What is needed:
Wherever the word "work" turns up in a line of the entries, copy that line.

-- BEGIN --

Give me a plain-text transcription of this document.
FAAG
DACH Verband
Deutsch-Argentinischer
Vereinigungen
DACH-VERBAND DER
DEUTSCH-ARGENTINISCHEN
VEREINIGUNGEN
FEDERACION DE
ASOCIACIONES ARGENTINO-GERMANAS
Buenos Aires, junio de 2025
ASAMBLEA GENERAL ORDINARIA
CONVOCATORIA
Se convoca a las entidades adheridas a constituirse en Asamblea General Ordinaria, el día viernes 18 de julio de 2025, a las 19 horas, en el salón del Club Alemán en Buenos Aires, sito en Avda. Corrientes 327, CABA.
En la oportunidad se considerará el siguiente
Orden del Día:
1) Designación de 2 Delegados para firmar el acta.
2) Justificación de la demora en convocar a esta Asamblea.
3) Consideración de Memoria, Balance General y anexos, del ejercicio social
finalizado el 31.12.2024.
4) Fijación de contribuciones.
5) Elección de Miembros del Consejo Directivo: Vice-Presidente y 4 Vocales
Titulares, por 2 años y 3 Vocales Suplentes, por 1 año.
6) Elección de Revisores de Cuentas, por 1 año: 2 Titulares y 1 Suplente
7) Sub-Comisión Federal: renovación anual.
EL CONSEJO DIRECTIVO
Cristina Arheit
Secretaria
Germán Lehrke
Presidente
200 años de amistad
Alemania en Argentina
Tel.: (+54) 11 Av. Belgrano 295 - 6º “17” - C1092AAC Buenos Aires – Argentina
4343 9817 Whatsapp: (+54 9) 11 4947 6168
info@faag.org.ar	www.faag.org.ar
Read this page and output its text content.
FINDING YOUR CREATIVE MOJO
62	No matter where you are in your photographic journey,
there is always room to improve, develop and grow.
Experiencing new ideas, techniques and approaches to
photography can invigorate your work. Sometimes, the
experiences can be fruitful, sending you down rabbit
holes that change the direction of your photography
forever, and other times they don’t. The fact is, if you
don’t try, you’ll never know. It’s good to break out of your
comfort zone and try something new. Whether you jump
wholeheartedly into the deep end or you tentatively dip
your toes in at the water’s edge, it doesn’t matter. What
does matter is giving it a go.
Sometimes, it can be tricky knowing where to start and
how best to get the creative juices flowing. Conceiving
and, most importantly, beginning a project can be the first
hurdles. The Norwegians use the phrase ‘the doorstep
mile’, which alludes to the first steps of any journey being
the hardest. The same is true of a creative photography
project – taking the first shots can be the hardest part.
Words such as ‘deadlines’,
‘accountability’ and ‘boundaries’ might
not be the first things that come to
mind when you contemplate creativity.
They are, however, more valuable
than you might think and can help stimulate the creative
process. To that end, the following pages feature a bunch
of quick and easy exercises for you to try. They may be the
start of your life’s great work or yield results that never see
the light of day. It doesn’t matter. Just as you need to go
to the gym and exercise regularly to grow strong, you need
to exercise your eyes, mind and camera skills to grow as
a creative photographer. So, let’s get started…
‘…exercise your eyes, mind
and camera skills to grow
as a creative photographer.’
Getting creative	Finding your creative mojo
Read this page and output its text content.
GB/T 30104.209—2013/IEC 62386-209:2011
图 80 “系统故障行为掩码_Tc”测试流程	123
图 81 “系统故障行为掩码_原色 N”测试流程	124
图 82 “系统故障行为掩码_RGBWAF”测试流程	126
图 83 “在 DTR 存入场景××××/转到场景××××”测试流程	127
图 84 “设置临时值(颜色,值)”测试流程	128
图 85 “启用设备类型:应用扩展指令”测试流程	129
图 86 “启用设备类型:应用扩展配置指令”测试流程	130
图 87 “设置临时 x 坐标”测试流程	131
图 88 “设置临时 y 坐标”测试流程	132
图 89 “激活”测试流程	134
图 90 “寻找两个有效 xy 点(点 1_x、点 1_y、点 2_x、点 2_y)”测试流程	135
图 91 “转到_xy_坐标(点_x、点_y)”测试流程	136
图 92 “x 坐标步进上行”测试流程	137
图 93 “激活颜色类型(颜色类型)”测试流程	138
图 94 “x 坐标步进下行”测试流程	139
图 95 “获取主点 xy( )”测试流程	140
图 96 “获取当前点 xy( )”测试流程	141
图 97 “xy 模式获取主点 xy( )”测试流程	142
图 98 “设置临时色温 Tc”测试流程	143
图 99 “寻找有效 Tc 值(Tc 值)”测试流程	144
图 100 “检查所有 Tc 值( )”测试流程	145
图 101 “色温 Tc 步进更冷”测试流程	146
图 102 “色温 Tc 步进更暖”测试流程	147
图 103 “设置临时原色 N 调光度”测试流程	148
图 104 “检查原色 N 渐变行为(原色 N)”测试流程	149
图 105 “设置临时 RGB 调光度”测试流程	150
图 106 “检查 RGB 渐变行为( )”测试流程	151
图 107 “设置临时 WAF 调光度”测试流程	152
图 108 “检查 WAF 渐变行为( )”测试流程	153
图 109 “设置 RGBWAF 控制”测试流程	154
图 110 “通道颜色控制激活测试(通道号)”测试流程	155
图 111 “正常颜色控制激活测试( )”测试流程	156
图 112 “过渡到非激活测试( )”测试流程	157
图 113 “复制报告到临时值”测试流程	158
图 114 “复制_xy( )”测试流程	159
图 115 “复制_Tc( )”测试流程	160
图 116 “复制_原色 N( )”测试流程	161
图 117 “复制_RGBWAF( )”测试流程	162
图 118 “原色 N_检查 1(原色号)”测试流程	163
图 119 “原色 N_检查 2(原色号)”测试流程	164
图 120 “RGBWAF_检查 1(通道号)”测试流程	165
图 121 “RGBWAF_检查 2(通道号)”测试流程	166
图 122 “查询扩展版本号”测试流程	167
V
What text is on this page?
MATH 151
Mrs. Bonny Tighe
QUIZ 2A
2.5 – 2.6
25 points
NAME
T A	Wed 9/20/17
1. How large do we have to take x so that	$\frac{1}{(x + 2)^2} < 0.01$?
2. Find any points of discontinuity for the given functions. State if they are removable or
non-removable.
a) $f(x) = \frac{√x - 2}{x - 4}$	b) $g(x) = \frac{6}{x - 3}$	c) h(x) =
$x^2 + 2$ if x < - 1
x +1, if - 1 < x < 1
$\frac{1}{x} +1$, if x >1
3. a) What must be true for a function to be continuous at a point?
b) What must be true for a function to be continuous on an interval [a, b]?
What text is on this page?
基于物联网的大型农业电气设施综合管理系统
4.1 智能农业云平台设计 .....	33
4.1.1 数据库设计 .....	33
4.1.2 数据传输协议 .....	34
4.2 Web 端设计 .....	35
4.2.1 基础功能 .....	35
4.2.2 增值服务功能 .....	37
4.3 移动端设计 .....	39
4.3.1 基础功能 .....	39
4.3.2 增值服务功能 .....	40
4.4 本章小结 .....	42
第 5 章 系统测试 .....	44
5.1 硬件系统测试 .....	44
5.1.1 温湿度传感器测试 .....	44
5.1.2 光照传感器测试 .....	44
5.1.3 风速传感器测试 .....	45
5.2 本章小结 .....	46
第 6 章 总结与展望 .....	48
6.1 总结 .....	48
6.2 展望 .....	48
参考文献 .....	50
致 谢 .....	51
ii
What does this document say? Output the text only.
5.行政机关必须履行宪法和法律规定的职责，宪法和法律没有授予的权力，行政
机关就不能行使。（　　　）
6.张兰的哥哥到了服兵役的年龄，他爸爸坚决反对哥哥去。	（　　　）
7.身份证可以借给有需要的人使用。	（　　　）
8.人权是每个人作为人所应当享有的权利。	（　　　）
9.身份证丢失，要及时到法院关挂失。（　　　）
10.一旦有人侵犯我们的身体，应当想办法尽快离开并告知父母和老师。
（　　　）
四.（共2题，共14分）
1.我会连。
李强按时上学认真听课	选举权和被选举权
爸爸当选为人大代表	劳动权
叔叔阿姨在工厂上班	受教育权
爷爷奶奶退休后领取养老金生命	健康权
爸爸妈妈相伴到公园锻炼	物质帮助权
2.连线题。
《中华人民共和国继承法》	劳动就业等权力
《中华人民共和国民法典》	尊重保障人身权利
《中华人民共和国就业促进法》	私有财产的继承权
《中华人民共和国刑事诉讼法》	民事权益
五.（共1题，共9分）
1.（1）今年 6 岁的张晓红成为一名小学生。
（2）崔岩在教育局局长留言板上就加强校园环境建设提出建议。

-- END --

Answer to the exercise:
photography can invigorate your work. Sometimes, the
start of your life’s great work or yield results that never see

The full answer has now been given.